[BEGIN Records]
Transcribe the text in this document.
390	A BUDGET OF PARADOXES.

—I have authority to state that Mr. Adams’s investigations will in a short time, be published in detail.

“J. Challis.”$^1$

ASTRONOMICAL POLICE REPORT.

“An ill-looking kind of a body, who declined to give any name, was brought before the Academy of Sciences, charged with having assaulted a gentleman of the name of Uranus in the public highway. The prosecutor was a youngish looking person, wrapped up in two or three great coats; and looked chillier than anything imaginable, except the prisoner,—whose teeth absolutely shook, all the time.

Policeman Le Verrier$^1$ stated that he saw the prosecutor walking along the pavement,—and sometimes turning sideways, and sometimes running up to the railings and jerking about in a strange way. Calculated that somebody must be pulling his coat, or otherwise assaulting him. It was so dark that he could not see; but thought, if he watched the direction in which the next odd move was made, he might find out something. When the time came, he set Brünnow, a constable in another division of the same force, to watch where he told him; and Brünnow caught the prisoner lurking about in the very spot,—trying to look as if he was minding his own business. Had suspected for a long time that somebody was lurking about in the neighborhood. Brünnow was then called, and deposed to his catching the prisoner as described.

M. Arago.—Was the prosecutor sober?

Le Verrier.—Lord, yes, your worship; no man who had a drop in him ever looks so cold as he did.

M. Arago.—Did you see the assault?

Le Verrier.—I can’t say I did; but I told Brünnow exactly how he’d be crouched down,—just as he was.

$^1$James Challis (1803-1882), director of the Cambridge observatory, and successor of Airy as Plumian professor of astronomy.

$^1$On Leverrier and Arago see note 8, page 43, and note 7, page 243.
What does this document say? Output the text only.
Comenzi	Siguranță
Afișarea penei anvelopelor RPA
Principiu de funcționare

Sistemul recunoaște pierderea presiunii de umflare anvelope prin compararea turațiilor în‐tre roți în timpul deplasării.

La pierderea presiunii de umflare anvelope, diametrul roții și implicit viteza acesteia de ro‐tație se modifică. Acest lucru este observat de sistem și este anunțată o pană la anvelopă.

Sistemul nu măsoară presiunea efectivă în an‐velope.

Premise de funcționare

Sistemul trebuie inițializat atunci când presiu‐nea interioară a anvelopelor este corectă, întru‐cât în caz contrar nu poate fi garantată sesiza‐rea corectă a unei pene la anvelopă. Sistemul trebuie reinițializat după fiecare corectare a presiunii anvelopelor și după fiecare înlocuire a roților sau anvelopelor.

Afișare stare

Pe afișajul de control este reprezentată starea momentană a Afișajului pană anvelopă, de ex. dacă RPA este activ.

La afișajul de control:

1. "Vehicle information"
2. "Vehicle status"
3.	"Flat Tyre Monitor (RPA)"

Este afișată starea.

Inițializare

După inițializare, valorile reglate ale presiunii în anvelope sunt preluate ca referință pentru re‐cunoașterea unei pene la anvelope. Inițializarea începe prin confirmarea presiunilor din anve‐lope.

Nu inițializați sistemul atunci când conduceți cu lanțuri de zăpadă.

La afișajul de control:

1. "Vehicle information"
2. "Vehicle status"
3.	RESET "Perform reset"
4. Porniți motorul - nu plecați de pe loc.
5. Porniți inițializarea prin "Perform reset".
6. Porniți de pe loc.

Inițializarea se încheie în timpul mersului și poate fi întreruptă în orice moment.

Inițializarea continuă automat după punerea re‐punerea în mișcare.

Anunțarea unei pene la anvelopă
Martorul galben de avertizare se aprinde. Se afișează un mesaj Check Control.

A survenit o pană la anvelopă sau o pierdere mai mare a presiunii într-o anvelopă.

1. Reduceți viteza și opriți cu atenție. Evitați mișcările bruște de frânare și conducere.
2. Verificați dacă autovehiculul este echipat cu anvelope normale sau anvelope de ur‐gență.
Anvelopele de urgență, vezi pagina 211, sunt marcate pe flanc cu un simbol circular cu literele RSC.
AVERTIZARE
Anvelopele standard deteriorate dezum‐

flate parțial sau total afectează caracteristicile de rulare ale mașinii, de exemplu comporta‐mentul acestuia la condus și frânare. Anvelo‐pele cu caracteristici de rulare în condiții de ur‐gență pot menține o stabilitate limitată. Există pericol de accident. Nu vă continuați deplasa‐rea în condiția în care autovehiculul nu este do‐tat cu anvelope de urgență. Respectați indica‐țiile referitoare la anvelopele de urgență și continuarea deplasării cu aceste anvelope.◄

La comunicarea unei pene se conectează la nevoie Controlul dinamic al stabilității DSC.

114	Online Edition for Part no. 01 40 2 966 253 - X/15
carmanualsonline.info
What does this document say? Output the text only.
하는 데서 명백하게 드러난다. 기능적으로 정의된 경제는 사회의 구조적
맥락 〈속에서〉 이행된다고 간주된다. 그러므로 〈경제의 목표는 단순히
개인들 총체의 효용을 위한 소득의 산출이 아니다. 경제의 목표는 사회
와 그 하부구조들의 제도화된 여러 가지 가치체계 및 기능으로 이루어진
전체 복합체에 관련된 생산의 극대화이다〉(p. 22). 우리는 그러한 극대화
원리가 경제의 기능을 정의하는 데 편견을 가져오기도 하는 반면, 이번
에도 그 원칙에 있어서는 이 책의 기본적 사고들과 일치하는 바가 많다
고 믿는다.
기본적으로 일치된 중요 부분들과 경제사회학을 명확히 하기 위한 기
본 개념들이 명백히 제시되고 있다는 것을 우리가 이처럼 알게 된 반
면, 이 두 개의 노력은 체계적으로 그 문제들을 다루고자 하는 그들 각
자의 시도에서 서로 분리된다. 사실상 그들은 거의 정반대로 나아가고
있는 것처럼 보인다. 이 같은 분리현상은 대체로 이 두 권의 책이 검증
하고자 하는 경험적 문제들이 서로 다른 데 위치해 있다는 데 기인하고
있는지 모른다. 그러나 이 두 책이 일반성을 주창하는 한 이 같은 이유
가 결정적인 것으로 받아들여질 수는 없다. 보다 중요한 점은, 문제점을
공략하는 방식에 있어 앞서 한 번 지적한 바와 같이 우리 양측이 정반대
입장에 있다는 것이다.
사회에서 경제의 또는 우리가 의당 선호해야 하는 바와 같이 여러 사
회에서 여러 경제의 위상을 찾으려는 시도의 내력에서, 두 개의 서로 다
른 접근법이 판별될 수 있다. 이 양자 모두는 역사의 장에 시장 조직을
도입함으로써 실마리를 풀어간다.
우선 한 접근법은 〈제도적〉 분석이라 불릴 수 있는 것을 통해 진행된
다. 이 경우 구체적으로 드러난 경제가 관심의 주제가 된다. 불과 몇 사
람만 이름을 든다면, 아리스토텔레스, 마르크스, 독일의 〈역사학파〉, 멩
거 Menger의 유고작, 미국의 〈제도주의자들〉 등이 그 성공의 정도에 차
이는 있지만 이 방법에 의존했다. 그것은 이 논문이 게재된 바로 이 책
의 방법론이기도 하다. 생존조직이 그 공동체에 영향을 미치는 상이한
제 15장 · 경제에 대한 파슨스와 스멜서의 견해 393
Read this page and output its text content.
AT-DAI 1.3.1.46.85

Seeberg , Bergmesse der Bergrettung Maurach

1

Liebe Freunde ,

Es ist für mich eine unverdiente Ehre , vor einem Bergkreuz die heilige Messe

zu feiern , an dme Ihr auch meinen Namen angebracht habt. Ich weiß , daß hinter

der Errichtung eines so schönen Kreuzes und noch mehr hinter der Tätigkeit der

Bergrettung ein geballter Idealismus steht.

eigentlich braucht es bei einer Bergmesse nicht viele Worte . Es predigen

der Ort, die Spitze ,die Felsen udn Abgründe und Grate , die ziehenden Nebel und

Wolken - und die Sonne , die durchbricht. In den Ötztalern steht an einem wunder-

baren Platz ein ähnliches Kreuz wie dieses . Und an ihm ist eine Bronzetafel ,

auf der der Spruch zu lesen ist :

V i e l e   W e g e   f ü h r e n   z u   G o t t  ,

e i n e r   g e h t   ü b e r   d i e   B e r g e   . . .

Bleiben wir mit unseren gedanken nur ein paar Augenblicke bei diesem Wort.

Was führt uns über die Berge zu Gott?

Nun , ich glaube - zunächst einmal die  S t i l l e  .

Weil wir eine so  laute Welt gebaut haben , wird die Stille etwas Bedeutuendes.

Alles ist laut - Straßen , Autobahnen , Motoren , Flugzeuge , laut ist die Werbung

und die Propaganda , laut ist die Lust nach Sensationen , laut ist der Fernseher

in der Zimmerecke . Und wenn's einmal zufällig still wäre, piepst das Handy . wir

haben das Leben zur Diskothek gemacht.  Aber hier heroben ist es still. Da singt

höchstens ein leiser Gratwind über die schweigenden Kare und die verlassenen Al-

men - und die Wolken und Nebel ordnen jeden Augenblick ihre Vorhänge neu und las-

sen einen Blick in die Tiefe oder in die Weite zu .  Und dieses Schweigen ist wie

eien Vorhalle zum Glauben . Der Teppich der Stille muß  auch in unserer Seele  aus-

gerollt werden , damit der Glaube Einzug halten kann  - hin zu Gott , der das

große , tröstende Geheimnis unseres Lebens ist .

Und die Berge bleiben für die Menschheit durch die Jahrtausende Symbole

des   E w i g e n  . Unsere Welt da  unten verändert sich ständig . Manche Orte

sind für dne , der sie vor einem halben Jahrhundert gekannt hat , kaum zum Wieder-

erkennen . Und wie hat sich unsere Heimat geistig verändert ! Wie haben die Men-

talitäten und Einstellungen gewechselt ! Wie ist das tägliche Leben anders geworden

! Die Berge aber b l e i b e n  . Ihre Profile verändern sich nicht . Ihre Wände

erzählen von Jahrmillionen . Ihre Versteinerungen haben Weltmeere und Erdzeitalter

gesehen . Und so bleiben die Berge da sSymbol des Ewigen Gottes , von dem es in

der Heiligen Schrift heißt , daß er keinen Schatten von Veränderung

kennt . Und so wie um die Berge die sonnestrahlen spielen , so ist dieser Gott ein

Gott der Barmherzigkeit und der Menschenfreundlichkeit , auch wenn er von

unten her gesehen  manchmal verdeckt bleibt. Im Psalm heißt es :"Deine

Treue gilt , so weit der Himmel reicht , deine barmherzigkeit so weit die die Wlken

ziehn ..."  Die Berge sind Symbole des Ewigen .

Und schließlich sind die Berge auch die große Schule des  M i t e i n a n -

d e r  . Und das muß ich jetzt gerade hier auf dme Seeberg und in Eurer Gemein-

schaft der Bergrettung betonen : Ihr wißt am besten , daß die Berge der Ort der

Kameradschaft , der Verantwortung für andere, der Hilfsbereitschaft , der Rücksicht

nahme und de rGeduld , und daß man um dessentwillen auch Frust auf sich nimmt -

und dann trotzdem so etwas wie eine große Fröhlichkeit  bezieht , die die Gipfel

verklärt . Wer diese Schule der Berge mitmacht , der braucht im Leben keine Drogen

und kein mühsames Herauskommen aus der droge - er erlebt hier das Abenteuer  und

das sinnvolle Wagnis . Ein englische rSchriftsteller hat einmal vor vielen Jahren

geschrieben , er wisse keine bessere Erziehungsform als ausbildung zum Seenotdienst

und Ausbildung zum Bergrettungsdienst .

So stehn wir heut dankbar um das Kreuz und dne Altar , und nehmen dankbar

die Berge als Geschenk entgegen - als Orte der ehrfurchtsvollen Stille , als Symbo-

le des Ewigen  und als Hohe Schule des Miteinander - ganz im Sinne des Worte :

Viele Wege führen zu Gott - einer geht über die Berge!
[END Records]
• **Short task**
Find each line with the string "dacă" and copy it out.

• **Correct output**
Pe afișajul de control este reprezentată starea momentană a Afișajului pană anvelopă, de ex. dacă RPA este activ.
2. Verificați dacă autovehiculul este echipat cu anvelope normale sau anvelope de ur‐gență.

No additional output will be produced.